--- Work to do ---
Print the listing as it stands, omitting all images.

--- Data rows ---
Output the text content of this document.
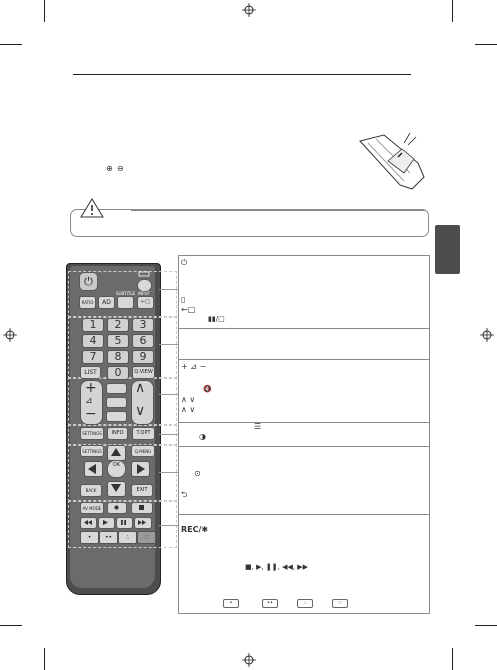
⊕ ⊖
⏻
▯
←□
▮▮/□
+ ⊿ −
🔇
∧ ∨
∧ ∨
☰
◑
⊙
⮌
REC/✱
■, ▶, ❚❚, ◀◀, ▶▶
•	••	∴	∷
⏻
RATIO	AD
SUBTITLE INPUT
←□
1	2	3
4	5	6
7	8	9
LIST	0	Q.VIEW
+
⊿
−
∧
∨
SETTINGS	INFO	T.OPT
SETTINGS	Q.MENU
OK
BACK	EXIT
AV MODE
•	••	∴	∷
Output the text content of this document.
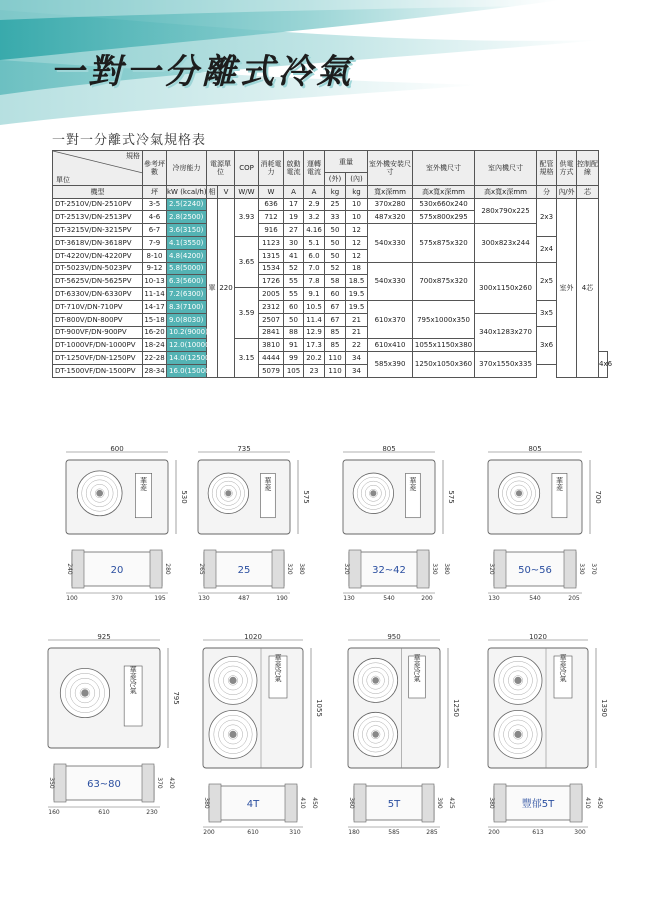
一對一分離式冷氣
一對一分離式冷氣規格表
規格
單位	參考坪數	冷房能力	電源單位		COP	消耗電力	啟動電流	運轉電流	重量		室外機安裝尺寸	室外機尺寸	室內機尺寸	配管規格	供電方式	控制配線	
									(外)	(內)							
機型	坪	kW (kcal/h)	相	V	W/W	W	A	A	kg	kg	寬x深mm	高x寬x深mm	高x寬x深mm	分	內/外	芯	
DT-2510V/DN-2510PV	3-5	2.5(2240)	單	220	3.93	636	17	2.9	25	10	370x280	530x660x240	280x790x225	2x3	室外	4芯	
DT-2513V/DN-2513PV	4-6	2.8(2500)				712	19	3.2	33	10	487x320	575x800x295					
DT-3215V/DN-3215PV	6-7	3.6(3150)				916	27	4.16	50	12	540x330	575x875x320	300x823x244				
DT-3618V/DN-3618PV	7-9	4.1(3550)			3.65	1123	30	5.1	50	12				2x4			
DT-4220V/DN-4220PV	8-10	4.8(4200)				1315	41	6.0	50	12							
DT-5023V/DN-5023PV	9-12	5.8(5000)				1534	52	7.0	52	18	540x330	700x875x320	300x1150x260	2x5			
DT-5625V/DN-5625PV	10-13	6.3(5600)				1726	55	7.8	58	18.5							
DT-6330V/DN-6330PV	11-14	7.2(6300)			3.59	2005	55	9.1	60	19.5							
DT-710V/DN-710PV	14-17	8.3(7100)				2312	60	10.5	67	19.5	610x370	795x1000x350		3x5			
DT-800V/DN-800PV	15-18	9.0(8030)				2507	50	11.4	67	21			340x1283x270				
DT-900VF/DN-900PV	16-20	10.2(9000)				2841	88	12.9	85	21				3x6			
DT-1000VF/DN-1000PV	18-24	12.0(10000)			3.15	3810	91	17.3	85	22	610x410	1055x1150x380					
DT-1250VF/DN-1250PV	22-28	14.0(12500)				4444	99	20.2	110	34	585x390	1250x1050x360	370x1550x335				4x6
DT-1500VF/DN-1500PV	28-34	16.0(15000)				5079	105	23	110	34							
600
華菱
530
20
240	280
100	370	195
735
華菱
575
25
265	320 380
130	487	190
805
華菱
575
32~42
320	330 380
130	540	200
805
華菱
700
50~56
320	330 370
130	540	205
925
華菱冷氣
795
63~80
350	370 420
160	610	230
1020
華菱冷氣
1055
4T
380	410 450
200	610	310
950
華菱冷氣
1250
5T
360	390 425
180	585	285
1020
華菱冷氣
1390
豐郁5T
380	410 450
200	613	300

--- Full solution ---
Output the text content of this document.
⊕ ⊖
⏻
▯
←□
▮▮/□
+ ⊿ −
🔇
∧ ∨
∧ ∨
☰
◑
⊙
⮌
REC/✱
■, ▶, ❚❚, ◀◀, ▶▶
•	••	∴	∷
⏻
RATIO	AD
SUBTITLE INPUT
←□
1	2	3
4	5	6
7	8	9
LIST	0	Q.VIEW
+
⊿
−
∧
∨
SETTINGS	INFO	T.OPT
SETTINGS	Q.MENU
OK
BACK	EXIT
AV MODE
•	••	∴	∷
Output the text content of this document.
一對一分離式冷氣
一對一分離式冷氣規格表
規格
單位	參考坪數	冷房能力	電源單位		COP	消耗電力	啟動電流	運轉電流	重量		室外機安裝尺寸	室外機尺寸	室內機尺寸	配管規格	供電方式	控制配線	
									(外)	(內)							
機型	坪	kW (kcal/h)	相	V	W/W	W	A	A	kg	kg	寬x深mm	高x寬x深mm	高x寬x深mm	分	內/外	芯	
DT-2510V/DN-2510PV	3-5	2.5(2240)	單	220	3.93	636	17	2.9	25	10	370x280	530x660x240	280x790x225	2x3	室外	4芯	
DT-2513V/DN-2513PV	4-6	2.8(2500)				712	19	3.2	33	10	487x320	575x800x295					
DT-3215V/DN-3215PV	6-7	3.6(3150)				916	27	4.16	50	12	540x330	575x875x320	300x823x244				
DT-3618V/DN-3618PV	7-9	4.1(3550)			3.65	1123	30	5.1	50	12				2x4			
DT-4220V/DN-4220PV	8-10	4.8(4200)				1315	41	6.0	50	12							
DT-5023V/DN-5023PV	9-12	5.8(5000)				1534	52	7.0	52	18	540x330	700x875x320	300x1150x260	2x5			
DT-5625V/DN-5625PV	10-13	6.3(5600)				1726	55	7.8	58	18.5							
DT-6330V/DN-6330PV	11-14	7.2(6300)			3.59	2005	55	9.1	60	19.5							
DT-710V/DN-710PV	14-17	8.3(7100)				2312	60	10.5	67	19.5	610x370	795x1000x350		3x5			
DT-800V/DN-800PV	15-18	9.0(8030)				2507	50	11.4	67	21			340x1283x270				
DT-900VF/DN-900PV	16-20	10.2(9000)				2841	88	12.9	85	21				3x6			
DT-1000VF/DN-1000PV	18-24	12.0(10000)			3.15	3810	91	17.3	85	22	610x410	1055x1150x380					
DT-1250VF/DN-1250PV	22-28	14.0(12500)				4444	99	20.2	110	34	585x390	1250x1050x360	370x1550x335				4x6
DT-1500VF/DN-1500PV	28-34	16.0(15000)				5079	105	23	110	34							
600
華菱
530
20
240	280
100	370	195
735
華菱
575
25
265	320 380
130	487	190
805
華菱
575
32~42
320	330 380
130	540	200
805
華菱
700
50~56
320	330 370
130	540	205
925
華菱冷氣
795
63~80
350	370 420
160	610	230
1020
華菱冷氣
1055
4T
380	410 450
200	610	310
950
華菱冷氣
1250
5T
360	390 425
180	585	285
1020
華菱冷氣
1390
豐郁5T
380	410 450
200	613	300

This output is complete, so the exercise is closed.